■ **What you should do**
Copy all the entries below exactly, but not the pictures.

■ **Data excerpts**
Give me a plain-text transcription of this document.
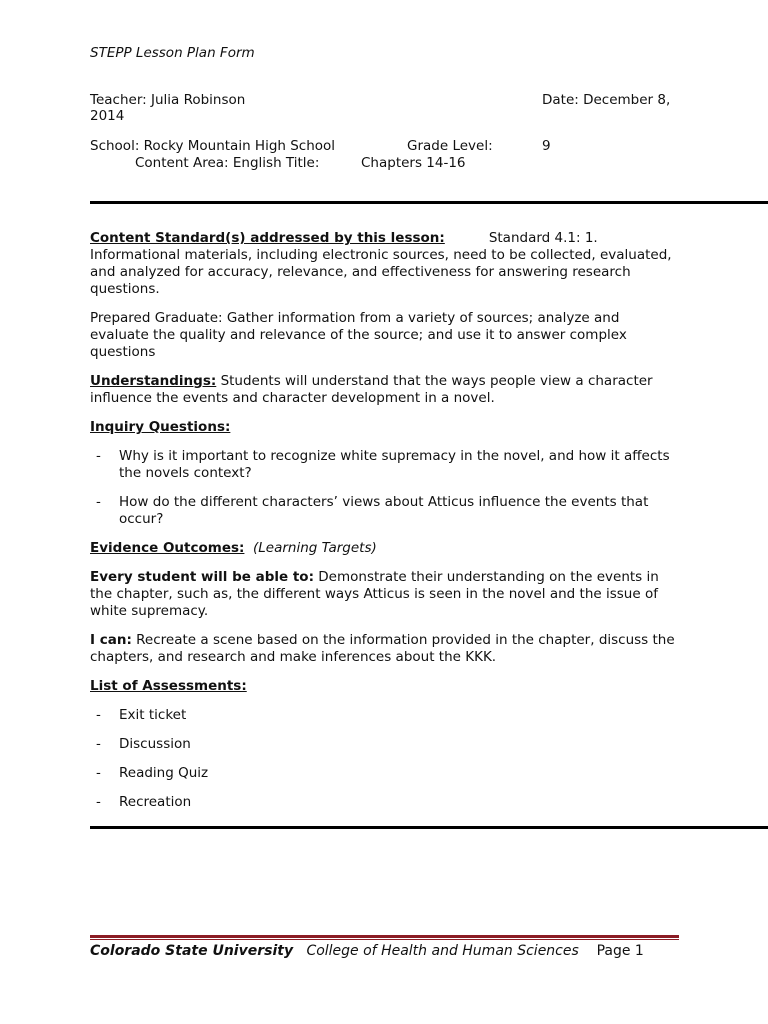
STEPP Lesson Plan Form
Teacher: Julia Robinson	Date: December 8,
2014
School: Rocky Mountain High School	Grade Level:	9
Content Area: English Title:	Chapters 14-16

Content Standard(s) addressed by this lesson:	Standard 4.1: 1. Informational materials, including electronic sources, need to be collected, evaluated, and analyzed for accuracy, relevance, and effectiveness for answering research questions.

Prepared Graduate: Gather information from a variety of sources; analyze and evaluate the quality and relevance of the source; and use it to answer complex questions

Understandings: Students will understand that the ways people view a character influence the events and character development in a novel.

Inquiry Questions:

- Why is it important to recognize white supremacy in the novel, and how it affects the novels context?
- How do the different characters’ views about Atticus influence the events that occur?

Evidence Outcomes: (Learning Targets)

Every student will be able to: Demonstrate their understanding on the events in the chapter, such as, the different ways Atticus is seen in the novel and the issue of white supremacy.

I can: Recreate a scene based on the information provided in the chapter, discuss the chapters, and research and make inferences about the KKK.

List of Assessments:

- Exit ticket
- Discussion
- Reading Quiz
- Recreation
Colorado State University College of Health and Human Sciences Page 1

■ **Result of the task**
Give me a plain-text transcription of this document.
STEPP Lesson Plan Form
Teacher: Julia Robinson	Date: December 8,
2014
School: Rocky Mountain High School	Grade Level:	9
Content Area: English Title:	Chapters 14-16

Content Standard(s) addressed by this lesson:	Standard 4.1: 1. Informational materials, including electronic sources, need to be collected, evaluated, and analyzed for accuracy, relevance, and effectiveness for answering research questions.

Prepared Graduate: Gather information from a variety of sources; analyze and evaluate the quality and relevance of the source; and use it to answer complex questions

Understandings: Students will understand that the ways people view a character influence the events and character development in a novel.

Inquiry Questions:

- Why is it important to recognize white supremacy in the novel, and how it affects the novels context?
- How do the different characters’ views about Atticus influence the events that occur?

Evidence Outcomes: (Learning Targets)

Every student will be able to: Demonstrate their understanding on the events in the chapter, such as, the different ways Atticus is seen in the novel and the issue of white supremacy.

I can: Recreate a scene based on the information provided in the chapter, discuss the chapters, and research and make inferences about the KKK.

List of Assessments:

- Exit ticket
- Discussion
- Reading Quiz
- Recreation
Colorado State University College of Health and Human Sciences Page 1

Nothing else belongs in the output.